Problem description
Provide the data again in its entirety, exactly as given.

Exercise materials
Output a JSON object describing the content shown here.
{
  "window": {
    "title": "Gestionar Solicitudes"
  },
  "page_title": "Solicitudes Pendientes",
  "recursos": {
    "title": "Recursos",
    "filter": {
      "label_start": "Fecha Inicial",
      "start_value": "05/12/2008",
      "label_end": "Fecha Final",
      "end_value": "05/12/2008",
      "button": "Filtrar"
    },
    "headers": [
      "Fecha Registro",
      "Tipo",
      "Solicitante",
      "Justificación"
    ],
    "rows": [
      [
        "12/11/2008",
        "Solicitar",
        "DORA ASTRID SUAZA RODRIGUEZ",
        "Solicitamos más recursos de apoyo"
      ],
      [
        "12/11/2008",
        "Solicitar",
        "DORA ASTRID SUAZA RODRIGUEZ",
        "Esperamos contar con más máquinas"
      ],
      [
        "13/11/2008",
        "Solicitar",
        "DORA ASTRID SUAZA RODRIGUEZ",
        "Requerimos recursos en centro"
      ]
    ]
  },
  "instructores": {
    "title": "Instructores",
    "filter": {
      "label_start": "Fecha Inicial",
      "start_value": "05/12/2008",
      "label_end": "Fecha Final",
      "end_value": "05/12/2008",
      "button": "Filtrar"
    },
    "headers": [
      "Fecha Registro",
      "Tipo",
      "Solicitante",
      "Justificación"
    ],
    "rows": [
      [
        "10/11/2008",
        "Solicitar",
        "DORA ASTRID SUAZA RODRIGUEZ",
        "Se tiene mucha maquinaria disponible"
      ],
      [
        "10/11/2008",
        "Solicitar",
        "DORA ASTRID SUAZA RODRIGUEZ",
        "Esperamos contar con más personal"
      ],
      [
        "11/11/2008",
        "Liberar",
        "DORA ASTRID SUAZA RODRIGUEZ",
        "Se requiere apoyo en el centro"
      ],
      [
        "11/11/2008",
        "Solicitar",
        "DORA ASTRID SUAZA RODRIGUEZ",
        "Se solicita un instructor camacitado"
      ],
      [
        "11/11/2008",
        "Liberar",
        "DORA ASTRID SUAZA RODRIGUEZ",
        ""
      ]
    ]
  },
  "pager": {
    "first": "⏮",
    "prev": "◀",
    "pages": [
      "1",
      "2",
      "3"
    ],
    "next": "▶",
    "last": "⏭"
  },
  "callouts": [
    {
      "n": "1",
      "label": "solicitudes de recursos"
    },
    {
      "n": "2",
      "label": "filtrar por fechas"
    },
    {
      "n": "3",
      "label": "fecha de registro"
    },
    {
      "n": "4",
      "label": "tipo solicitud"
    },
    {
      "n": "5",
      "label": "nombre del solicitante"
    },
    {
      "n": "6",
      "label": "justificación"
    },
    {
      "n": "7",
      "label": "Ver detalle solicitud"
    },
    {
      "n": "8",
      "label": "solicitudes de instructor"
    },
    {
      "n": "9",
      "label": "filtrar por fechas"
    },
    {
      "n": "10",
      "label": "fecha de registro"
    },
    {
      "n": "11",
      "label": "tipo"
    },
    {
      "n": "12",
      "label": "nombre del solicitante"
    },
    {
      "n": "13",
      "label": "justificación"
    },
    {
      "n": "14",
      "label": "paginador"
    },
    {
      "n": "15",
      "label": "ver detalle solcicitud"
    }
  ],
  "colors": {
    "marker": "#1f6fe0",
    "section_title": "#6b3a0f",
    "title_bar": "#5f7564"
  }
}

Complete response
Output a JSON object describing the content shown here.
{
  "window": {
    "title": "Gestionar Solicitudes"
  },
  "page_title": "Solicitudes Pendientes",
  "recursos": {
    "title": "Recursos",
    "filter": {
      "label_start": "Fecha Inicial",
      "start_value": "05/12/2008",
      "label_end": "Fecha Final",
      "end_value": "05/12/2008",
      "button": "Filtrar"
    },
    "headers": [
      "Fecha Registro",
      "Tipo",
      "Solicitante",
      "Justificación"
    ],
    "rows": [
      [
        "12/11/2008",
        "Solicitar",
        "DORA ASTRID SUAZA RODRIGUEZ",
        "Solicitamos más recursos de apoyo"
      ],
      [
        "12/11/2008",
        "Solicitar",
        "DORA ASTRID SUAZA RODRIGUEZ",
        "Esperamos contar con más máquinas"
      ],
      [
        "13/11/2008",
        "Solicitar",
        "DORA ASTRID SUAZA RODRIGUEZ",
        "Requerimos recursos en centro"
      ]
    ]
  },
  "instructores": {
    "title": "Instructores",
    "filter": {
      "label_start": "Fecha Inicial",
      "start_value": "05/12/2008",
      "label_end": "Fecha Final",
      "end_value": "05/12/2008",
      "button": "Filtrar"
    },
    "headers": [
      "Fecha Registro",
      "Tipo",
      "Solicitante",
      "Justificación"
    ],
    "rows": [
      [
        "10/11/2008",
        "Solicitar",
        "DORA ASTRID SUAZA RODRIGUEZ",
        "Se tiene mucha maquinaria disponible"
      ],
      [
        "10/11/2008",
        "Solicitar",
        "DORA ASTRID SUAZA RODRIGUEZ",
        "Esperamos contar con más personal"
      ],
      [
        "11/11/2008",
        "Liberar",
        "DORA ASTRID SUAZA RODRIGUEZ",
        "Se requiere apoyo en el centro"
      ],
      [
        "11/11/2008",
        "Solicitar",
        "DORA ASTRID SUAZA RODRIGUEZ",
        "Se solicita un instructor camacitado"
      ],
      [
        "11/11/2008",
        "Liberar",
        "DORA ASTRID SUAZA RODRIGUEZ",
        ""
      ]
    ]
  },
  "pager": {
    "first": "⏮",
    "prev": "◀",
    "pages": [
      "1",
      "2",
      "3"
    ],
    "next": "▶",
    "last": "⏭"
  },
  "callouts": [
    {
      "n": "1",
      "label": "solicitudes de recursos"
    },
    {
      "n": "2",
      "label": "filtrar por fechas"
    },
    {
      "n": "3",
      "label": "fecha de registro"
    },
    {
      "n": "4",
      "label": "tipo solicitud"
    },
    {
      "n": "5",
      "label": "nombre del solicitante"
    },
    {
      "n": "6",
      "label": "justificación"
    },
    {
      "n": "7",
      "label": "Ver detalle solicitud"
    },
    {
      "n": "8",
      "label": "solicitudes de instructor"
    },
    {
      "n": "9",
      "label": "filtrar por fechas"
    },
    {
      "n": "10",
      "label": "fecha de registro"
    },
    {
      "n": "11",
      "label": "tipo"
    },
    {
      "n": "12",
      "label": "nombre del solicitante"
    },
    {
      "n": "13",
      "label": "justificación"
    },
    {
      "n": "14",
      "label": "paginador"
    },
    {
      "n": "15",
      "label": "ver detalle solcicitud"
    }
  ],
  "colors": {
    "marker": "#1f6fe0",
    "section_title": "#6b3a0f",
    "title_bar": "#5f7564"
  }
}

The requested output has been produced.